_WHAT YOU HAVE TO DO_
Search the material for the word "Backlash" and copy each line that holds it.
[Start of RECORDS PROVIDED]
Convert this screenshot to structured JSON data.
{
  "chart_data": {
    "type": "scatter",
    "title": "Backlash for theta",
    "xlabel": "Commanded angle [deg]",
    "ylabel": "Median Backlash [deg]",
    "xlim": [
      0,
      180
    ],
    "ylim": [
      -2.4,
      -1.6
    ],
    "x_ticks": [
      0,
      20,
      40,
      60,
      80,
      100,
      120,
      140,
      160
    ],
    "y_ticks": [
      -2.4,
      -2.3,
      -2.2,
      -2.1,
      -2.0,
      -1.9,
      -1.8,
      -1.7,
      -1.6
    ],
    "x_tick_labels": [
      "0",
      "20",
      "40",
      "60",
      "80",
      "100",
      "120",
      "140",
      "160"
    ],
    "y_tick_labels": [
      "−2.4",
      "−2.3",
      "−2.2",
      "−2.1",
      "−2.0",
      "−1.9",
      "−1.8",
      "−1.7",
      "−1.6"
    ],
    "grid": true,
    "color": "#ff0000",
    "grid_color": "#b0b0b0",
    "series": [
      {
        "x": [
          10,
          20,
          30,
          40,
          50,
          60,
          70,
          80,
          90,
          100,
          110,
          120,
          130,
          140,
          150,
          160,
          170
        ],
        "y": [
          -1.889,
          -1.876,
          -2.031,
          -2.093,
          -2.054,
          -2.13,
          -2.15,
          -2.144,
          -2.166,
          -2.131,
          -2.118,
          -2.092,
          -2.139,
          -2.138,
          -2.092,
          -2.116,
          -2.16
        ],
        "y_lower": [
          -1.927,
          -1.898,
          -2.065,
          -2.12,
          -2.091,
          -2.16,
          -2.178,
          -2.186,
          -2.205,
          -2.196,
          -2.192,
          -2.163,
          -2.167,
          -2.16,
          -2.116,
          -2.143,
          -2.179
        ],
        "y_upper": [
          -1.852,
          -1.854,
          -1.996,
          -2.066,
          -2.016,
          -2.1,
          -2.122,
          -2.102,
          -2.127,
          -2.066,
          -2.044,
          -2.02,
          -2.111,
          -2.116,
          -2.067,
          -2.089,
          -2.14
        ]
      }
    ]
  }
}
[End of RECORDS PROVIDED]
_ANSWER TO THIS PROBLEM_
    "title": "Backlash for theta",
    "ylabel": "Median Backlash [deg]",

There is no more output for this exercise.